> **Text provided**
_____

In thinking about SAT test prep and scores the other day, I realized that I've been assuming that teaching (hopefully correlated with years in school) should affect scores on the SAT or ACT. My daughter took the SAT as a middle school student and I hope her scores rise when she takes it next as a junior! Although she did well, with one section in the 700's, those other two sections were right in the talent search middle of the pack, in the 500's. The talent search mean scores are in the high 400's & low 500's on each section. Since the talent searches pull in kids who score 95% and up on state tests, then I'd expect later SAT mean scores for the same set of kids to be somewhere in the 90% and up, or at least well above the mean for juniors/seniors.

I looked for data on whether scores actually do rise from middle school to HS, and I didn't really find that. All I could turn up was anecdote on College Confidential and score differences between middle school years reported by talent search. For instance, last year's CTY SAT results show about a 40 point difference between 7th and 8th graders in each of reading and math (writing results aren't presented). (I'm looking at the results in CTY's document, which are annoyingly separated into male and female participants. The score difference is approximately the same.) Writing probably rises more with each year, Duke TIPS 7th grade score results show the average writing score as 410. (LOL, the 99th percentile for Duke TIPS writing scores extended all the way down to 600!) I found some numbers for a much smaller talent search, RMATS, that reported for 6th through 8th graders and had ~50 pt gains on each section for each year. Anyway, my point is that it looks like SAT scores go up with years in school, and that the change is not that different from some of the numbers reported for test prep.

_____

> **Data supplied**
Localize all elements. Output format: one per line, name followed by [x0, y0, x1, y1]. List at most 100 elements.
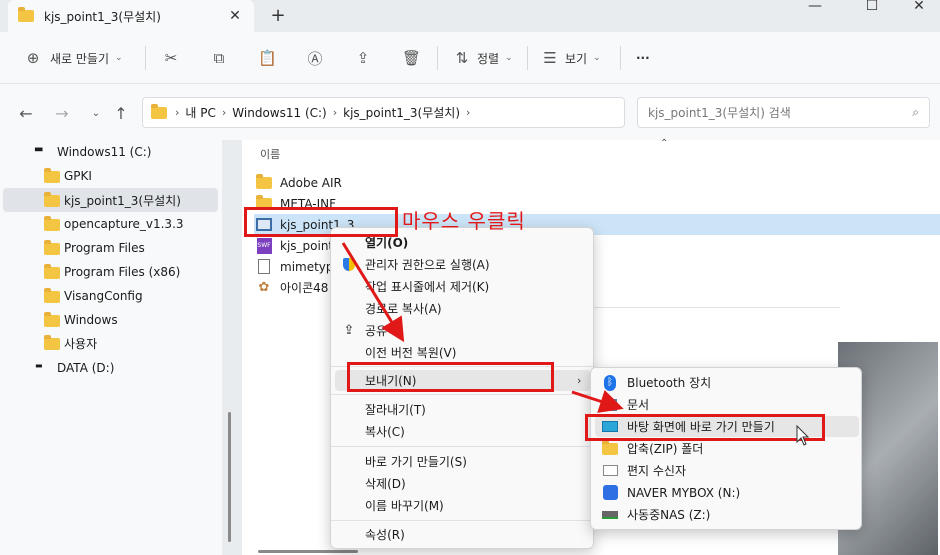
copy-icon: ⧉	[213, 49, 225, 67]
menu-item-cut[interactable]: 잘라내기(T)	[335, 399, 591, 420]
rename-button[interactable]: Ⓐ	[306, 46, 324, 70]
new-tab-button[interactable]: +	[268, 5, 288, 26]
menu-item-label: 경로로 복사(A)	[365, 302, 442, 316]
menu-item-label: 이름 바꾸기(M)	[365, 499, 444, 513]
nav-item-label: Windows	[64, 313, 118, 327]
submenu-item-nas[interactable]: 사동중NAS (Z:)	[595, 504, 859, 525]
more-options-button[interactable]: ···	[636, 46, 650, 70]
submenu-item-label: 편지 수신자	[627, 464, 687, 478]
swf-file-icon: SWF	[256, 237, 272, 254]
annotation-box-send-to	[347, 362, 554, 392]
tab-close-button[interactable]: ✕	[226, 8, 244, 24]
network-drive-icon	[601, 510, 619, 519]
menu-item-run-as-admin[interactable]: 관리자 권한으로 실행(A)	[335, 254, 591, 275]
breadcrumb-folder[interactable]: kjs_point1_3(무설치)	[343, 104, 460, 121]
address-bar[interactable]: › 내 PC › Windows11 (C:) › kjs_point1_3(무…	[142, 97, 754, 128]
sort-button[interactable]: ⇅ 정렬 ⌄	[453, 46, 513, 70]
chevron-down-icon: ⌄	[593, 53, 601, 63]
cut-button[interactable]: ✂	[162, 46, 180, 70]
paste-button[interactable]: 📋	[258, 46, 277, 70]
menu-item-properties[interactable]: 속성(R)	[335, 524, 591, 545]
menu-item-create-shortcut[interactable]: 바로 가기 만들기(S)	[335, 451, 591, 472]
submenu-item-zip[interactable]: 압축(ZIP) 폴더	[595, 438, 859, 459]
nav-item-drive-d[interactable]: ▬ DATA (D:)	[3, 356, 218, 380]
horizontal-scrollbar[interactable]	[258, 550, 358, 553]
nav-item-label: Program Files (x86)	[64, 265, 181, 279]
sort-icon: ⇅	[455, 49, 469, 67]
menu-item-rename[interactable]: 이름 바꾸기(M)	[335, 495, 591, 516]
recent-chevron-icon[interactable]: ⌄	[86, 108, 106, 119]
address-row: ← → ⌄ ↑ › 내 PC › Windows11 (C:) › kjs_po…	[0, 84, 940, 140]
nav-item-opencapture[interactable]: opencapture_v1.3.3	[3, 212, 218, 236]
breadcrumb-this-pc[interactable]: 내 PC	[185, 104, 215, 121]
nav-scrollbar[interactable]	[228, 412, 231, 542]
nav-item-windows[interactable]: Windows	[3, 308, 218, 332]
nav-item-gpki[interactable]: GPKI	[3, 164, 218, 188]
mail-icon	[601, 465, 619, 476]
nav-item-program-files[interactable]: Program Files	[3, 236, 218, 260]
menu-item-share[interactable]: ⇪ 공유	[335, 320, 591, 341]
menu-item-unpin-taskbar[interactable]: 작업 표시줄에서 제거(K)	[335, 276, 591, 297]
share-button[interactable]: ⇪	[354, 46, 372, 70]
menu-item-delete[interactable]: 삭제(D)	[335, 473, 591, 494]
menu-item-label: 복사(C)	[365, 425, 405, 439]
chevron-right-icon: ›	[466, 106, 471, 119]
nav-item-visangconfig[interactable]: VisangConfig	[3, 284, 218, 308]
sort-button-label: 정렬	[477, 51, 500, 66]
menu-item-copy-path[interactable]: 경로로 복사(A)	[335, 298, 591, 319]
submenu-item-documents[interactable]: 문서	[595, 394, 859, 415]
maximize-button[interactable]: ☐	[857, 0, 887, 14]
nav-item-label: Program Files	[64, 241, 145, 255]
navigation-pane: ▬ Windows11 (C:) GPKI kjs_point1_3(무설치) …	[0, 140, 222, 555]
new-button[interactable]: ⊕ 새로 만들기 ⌄	[24, 46, 123, 70]
list-view-icon: ☰	[543, 49, 557, 67]
nav-item-drive-c[interactable]: ▬ Windows11 (C:)	[3, 140, 218, 164]
nav-item-program-files-x86[interactable]: Program Files (x86)	[3, 260, 218, 284]
menu-separator	[331, 520, 593, 521]
chevron-down-icon: ⌄	[115, 53, 123, 63]
chevron-down-icon: ⌄	[505, 53, 513, 63]
column-header-name[interactable]: 이름	[260, 146, 280, 162]
documents-icon	[601, 398, 619, 411]
back-button[interactable]: ←	[16, 104, 36, 123]
nav-item-label: VisangConfig	[64, 289, 143, 303]
up-button[interactable]: ↑	[111, 104, 131, 123]
menu-item-label: 속성(R)	[365, 528, 405, 542]
rename-icon: Ⓐ	[307, 49, 323, 68]
share-icon: ⇪	[343, 323, 355, 338]
submenu-item-bluetooth[interactable]: ᛒ Bluetooth 장치	[595, 372, 859, 393]
toolbar-divider	[527, 46, 528, 70]
toolbar-divider	[437, 46, 438, 70]
file-row[interactable]: Adobe AIR	[254, 172, 940, 193]
submenu-item-label: 문서	[627, 398, 650, 412]
delete-button[interactable]: 🗑	[402, 46, 421, 70]
explorer-tab[interactable]: kjs_point1_3(무설치) ✕	[8, 0, 254, 32]
breadcrumb-drive[interactable]: Windows11 (C:)	[232, 106, 326, 120]
copy-button[interactable]: ⧉	[210, 46, 228, 70]
submenu-item-label: NAVER MYBOX (N:)	[627, 485, 741, 500]
chevron-right-icon: ›	[221, 106, 227, 119]
folder-icon	[18, 7, 34, 22]
folder-icon	[151, 103, 167, 119]
menu-item-restore-versions[interactable]: 이전 버전 복원(V)	[335, 342, 591, 363]
drive-icon: ▬	[34, 144, 44, 155]
annotation-box-desktop-shortcut	[585, 414, 825, 441]
menu-item-copy[interactable]: 복사(C)	[335, 421, 591, 442]
folder-icon	[44, 264, 60, 279]
close-button[interactable]: ✕	[904, 0, 934, 14]
search-box[interactable]: kjs_point1_3(무설치) 검색 ⌕	[637, 97, 930, 128]
submenu-item-mail-recipient[interactable]: 편지 수신자	[595, 460, 859, 481]
nav-item-users[interactable]: 사용자	[3, 331, 218, 355]
zip-folder-icon	[601, 439, 619, 455]
folder-icon	[256, 173, 272, 189]
view-button[interactable]: ☰ 보기 ⌄	[541, 46, 601, 70]
annotation-box-file	[244, 207, 398, 237]
nav-item-label: GPKI	[64, 169, 92, 183]
nav-item-kjs-point[interactable]: kjs_point1_3(무설치)	[3, 188, 218, 212]
forward-button[interactable]: →	[52, 104, 72, 123]
folder-icon	[44, 192, 60, 207]
minimize-button[interactable]: —	[800, 0, 830, 14]
submenu-item-naver-mybox[interactable]: NAVER MYBOX (N:)	[595, 482, 859, 503]
file-name: Adobe AIR	[280, 175, 342, 190]
menu-item-label: 잘라내기(T)	[365, 403, 426, 417]
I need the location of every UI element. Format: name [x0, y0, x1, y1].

_____

> **Instruction**
Please copy the passage on SAT scores, everything from "In thinking about" down to "mean for juniors/seniors.", swapping "daughter" for "child". The listing isn't needed here.

> **Task result**
In thinking about SAT test prep and scores the other day, I realized that I've been assuming that teaching (hopefully correlated with years in school) should affect scores on the SAT or ACT. My child took the SAT as a middle school student and I hope her scores rise when she takes it next as a junior! Although she did well, with one section in the 700's, those other two sections were right in the talent search middle of the pack, in the 500's. The talent search mean scores are in the high 400's & low 500's on each section. Since the talent searches pull in kids who score 95% and up on state tests, then I'd expect later SAT mean scores for the same set of kids to be somewhere in the 90% and up, or at least well above the mean for juniors/seniors.